Excerpted records>

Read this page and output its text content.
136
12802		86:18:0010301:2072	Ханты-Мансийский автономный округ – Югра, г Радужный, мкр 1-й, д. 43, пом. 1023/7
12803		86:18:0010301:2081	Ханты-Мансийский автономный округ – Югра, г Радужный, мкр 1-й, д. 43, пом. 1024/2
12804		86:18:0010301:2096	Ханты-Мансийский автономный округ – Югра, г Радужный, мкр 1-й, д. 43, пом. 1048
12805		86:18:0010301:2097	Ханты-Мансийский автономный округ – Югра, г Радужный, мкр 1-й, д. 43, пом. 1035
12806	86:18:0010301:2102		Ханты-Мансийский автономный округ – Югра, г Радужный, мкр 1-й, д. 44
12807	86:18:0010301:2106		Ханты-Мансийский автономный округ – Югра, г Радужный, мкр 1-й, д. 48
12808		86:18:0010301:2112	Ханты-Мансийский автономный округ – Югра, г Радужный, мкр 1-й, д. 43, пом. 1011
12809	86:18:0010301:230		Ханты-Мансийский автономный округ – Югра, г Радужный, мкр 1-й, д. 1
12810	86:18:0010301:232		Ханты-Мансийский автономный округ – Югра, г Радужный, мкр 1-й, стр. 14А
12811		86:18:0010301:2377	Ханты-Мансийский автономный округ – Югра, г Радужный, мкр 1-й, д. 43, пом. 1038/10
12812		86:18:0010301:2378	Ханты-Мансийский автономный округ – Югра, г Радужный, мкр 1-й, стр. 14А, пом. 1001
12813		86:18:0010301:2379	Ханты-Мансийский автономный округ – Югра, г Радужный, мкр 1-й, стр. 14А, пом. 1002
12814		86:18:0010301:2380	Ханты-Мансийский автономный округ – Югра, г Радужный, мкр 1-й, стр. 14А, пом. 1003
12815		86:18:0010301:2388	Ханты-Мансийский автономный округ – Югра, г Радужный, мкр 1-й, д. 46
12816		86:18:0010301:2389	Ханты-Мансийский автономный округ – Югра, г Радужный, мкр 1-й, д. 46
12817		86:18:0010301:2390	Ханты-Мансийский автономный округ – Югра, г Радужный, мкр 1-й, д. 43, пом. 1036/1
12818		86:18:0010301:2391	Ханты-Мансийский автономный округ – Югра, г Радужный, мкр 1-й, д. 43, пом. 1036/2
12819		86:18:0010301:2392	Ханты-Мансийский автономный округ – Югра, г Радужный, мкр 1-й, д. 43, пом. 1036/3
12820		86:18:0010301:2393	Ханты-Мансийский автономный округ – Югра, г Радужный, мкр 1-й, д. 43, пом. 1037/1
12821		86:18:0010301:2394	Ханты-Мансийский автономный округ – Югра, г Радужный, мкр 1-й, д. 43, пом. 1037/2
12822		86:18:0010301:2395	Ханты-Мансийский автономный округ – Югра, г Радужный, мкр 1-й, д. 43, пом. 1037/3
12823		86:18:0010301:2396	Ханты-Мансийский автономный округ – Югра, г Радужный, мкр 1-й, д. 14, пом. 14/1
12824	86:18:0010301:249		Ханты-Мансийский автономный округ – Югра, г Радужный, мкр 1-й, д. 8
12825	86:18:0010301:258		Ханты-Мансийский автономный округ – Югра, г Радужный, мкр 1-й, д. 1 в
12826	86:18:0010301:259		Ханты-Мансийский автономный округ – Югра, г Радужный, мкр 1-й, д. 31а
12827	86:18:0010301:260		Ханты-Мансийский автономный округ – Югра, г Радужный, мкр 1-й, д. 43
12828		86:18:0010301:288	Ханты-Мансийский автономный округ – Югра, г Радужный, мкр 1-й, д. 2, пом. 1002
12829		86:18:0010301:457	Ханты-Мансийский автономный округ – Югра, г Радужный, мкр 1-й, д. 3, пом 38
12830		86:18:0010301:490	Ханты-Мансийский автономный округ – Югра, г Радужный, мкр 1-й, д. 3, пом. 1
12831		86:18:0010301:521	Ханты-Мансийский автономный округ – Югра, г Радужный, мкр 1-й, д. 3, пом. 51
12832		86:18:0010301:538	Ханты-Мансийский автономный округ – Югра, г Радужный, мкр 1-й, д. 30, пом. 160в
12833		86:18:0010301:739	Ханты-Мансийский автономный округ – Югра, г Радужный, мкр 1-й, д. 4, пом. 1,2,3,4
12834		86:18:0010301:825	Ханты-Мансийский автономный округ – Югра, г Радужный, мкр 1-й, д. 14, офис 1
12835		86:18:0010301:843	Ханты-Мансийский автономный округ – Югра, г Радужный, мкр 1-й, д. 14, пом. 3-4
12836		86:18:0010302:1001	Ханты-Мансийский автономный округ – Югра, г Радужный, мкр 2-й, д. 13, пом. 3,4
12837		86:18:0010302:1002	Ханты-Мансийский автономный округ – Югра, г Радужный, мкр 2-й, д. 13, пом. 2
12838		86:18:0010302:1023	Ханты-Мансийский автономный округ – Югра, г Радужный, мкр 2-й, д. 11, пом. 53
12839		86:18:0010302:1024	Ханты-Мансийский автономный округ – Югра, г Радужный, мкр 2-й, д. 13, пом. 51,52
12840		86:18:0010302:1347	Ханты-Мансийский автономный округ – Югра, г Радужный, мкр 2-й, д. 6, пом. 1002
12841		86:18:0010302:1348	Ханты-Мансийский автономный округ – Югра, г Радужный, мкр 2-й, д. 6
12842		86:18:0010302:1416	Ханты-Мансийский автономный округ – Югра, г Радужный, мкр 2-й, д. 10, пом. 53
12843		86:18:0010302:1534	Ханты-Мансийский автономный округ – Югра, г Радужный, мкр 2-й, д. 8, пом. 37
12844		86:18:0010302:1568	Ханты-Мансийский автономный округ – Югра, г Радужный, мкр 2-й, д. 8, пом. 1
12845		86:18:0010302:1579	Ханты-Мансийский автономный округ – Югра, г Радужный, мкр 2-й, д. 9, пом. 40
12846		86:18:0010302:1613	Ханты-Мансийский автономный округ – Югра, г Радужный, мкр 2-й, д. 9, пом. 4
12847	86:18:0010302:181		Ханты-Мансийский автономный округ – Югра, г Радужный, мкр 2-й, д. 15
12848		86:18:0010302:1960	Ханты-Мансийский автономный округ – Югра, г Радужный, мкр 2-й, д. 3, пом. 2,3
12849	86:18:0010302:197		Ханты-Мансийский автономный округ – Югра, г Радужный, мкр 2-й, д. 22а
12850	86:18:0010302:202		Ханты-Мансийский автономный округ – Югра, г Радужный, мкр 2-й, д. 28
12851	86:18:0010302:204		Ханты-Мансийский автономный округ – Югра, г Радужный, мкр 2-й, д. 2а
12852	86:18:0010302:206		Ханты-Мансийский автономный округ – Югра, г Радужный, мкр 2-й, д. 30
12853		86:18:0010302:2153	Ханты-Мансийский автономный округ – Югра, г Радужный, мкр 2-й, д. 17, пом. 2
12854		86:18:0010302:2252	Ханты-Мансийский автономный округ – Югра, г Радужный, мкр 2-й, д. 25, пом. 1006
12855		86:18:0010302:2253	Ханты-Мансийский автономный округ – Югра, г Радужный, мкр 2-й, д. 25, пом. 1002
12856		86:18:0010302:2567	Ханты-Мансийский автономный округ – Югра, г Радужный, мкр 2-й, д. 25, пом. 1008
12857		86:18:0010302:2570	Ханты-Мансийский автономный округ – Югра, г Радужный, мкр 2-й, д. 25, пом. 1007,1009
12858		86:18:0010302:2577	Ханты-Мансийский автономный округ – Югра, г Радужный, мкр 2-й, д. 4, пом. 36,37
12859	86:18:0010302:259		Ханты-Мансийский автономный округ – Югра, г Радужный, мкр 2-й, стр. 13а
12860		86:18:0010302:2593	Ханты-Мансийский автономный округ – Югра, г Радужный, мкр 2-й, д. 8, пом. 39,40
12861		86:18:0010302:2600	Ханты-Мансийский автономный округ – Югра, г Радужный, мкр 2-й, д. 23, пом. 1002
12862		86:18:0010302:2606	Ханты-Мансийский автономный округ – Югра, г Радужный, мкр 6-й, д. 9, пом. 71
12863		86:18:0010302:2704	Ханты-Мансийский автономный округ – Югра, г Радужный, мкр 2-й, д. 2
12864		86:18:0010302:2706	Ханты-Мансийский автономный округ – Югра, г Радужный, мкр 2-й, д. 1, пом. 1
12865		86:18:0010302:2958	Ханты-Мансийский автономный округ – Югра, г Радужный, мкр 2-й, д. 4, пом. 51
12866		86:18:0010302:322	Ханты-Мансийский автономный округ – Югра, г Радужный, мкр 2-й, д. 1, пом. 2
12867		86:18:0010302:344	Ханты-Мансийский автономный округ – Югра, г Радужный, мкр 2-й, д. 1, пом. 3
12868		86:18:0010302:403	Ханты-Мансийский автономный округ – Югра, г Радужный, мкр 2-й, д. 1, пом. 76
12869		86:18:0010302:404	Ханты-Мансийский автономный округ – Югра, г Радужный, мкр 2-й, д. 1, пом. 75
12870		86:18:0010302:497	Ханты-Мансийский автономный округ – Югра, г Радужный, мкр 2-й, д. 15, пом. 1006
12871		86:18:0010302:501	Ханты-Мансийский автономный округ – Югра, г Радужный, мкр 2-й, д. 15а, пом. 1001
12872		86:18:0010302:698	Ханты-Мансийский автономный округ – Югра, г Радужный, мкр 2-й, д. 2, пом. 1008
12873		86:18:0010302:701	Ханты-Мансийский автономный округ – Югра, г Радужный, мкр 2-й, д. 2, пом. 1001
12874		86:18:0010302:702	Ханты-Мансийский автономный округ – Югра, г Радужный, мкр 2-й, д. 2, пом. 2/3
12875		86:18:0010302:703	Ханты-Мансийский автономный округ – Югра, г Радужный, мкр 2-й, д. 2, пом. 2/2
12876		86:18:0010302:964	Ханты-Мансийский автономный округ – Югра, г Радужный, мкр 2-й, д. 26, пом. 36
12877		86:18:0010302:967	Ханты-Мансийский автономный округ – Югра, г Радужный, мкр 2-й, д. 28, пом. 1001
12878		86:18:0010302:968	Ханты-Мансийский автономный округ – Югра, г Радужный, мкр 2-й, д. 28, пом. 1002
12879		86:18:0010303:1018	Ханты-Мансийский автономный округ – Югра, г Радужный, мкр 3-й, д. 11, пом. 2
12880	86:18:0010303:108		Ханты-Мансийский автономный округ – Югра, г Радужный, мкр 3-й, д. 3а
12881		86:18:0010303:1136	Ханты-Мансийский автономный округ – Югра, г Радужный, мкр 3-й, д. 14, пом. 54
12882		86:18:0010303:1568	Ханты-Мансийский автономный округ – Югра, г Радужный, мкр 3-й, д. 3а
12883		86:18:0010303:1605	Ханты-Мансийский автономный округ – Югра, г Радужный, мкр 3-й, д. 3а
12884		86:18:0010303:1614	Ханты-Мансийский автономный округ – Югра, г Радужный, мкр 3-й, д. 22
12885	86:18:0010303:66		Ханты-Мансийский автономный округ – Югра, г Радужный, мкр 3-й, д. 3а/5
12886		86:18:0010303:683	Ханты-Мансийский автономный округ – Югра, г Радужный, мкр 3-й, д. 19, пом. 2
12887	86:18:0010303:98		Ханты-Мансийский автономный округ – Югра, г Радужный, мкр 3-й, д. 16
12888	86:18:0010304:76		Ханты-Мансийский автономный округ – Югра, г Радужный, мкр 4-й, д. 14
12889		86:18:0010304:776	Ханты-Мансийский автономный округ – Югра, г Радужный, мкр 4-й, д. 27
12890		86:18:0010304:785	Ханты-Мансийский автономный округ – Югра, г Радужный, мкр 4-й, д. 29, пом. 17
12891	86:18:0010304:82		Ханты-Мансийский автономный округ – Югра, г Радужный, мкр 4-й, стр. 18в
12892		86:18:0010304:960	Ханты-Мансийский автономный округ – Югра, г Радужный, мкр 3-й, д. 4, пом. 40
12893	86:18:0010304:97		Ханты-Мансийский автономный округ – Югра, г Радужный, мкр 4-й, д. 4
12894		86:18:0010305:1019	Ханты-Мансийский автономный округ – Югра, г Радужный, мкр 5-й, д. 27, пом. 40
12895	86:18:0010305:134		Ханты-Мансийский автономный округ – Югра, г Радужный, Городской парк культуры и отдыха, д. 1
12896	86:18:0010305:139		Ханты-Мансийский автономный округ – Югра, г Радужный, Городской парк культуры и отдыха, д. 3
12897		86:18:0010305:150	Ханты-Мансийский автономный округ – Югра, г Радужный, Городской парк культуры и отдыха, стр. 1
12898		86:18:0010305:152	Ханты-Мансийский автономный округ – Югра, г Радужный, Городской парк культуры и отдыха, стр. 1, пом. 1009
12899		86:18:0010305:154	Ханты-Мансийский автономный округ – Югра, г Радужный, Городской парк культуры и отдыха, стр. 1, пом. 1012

Problem to work on>
Copy every line of the data that holds the string "парк".

Output>
12895	86:18:0010305:134		Ханты-Мансийский автономный округ – Югра, г Радужный, Городской парк культуры и отдыха, д. 1
12896	86:18:0010305:139		Ханты-Мансийский автономный округ – Югра, г Радужный, Городской парк культуры и отдыха, д. 3
12897		86:18:0010305:150	Ханты-Мансийский автономный округ – Югра, г Радужный, Городской парк культуры и отдыха, стр. 1
12898		86:18:0010305:152	Ханты-Мансийский автономный округ – Югра, г Радужный, Городской парк культуры и отдыха, стр. 1, пом. 1009
12899		86:18:0010305:154	Ханты-Мансийский автономный округ – Югра, г Радужный, Городской парк культуры и отдыха, стр. 1, пом. 1012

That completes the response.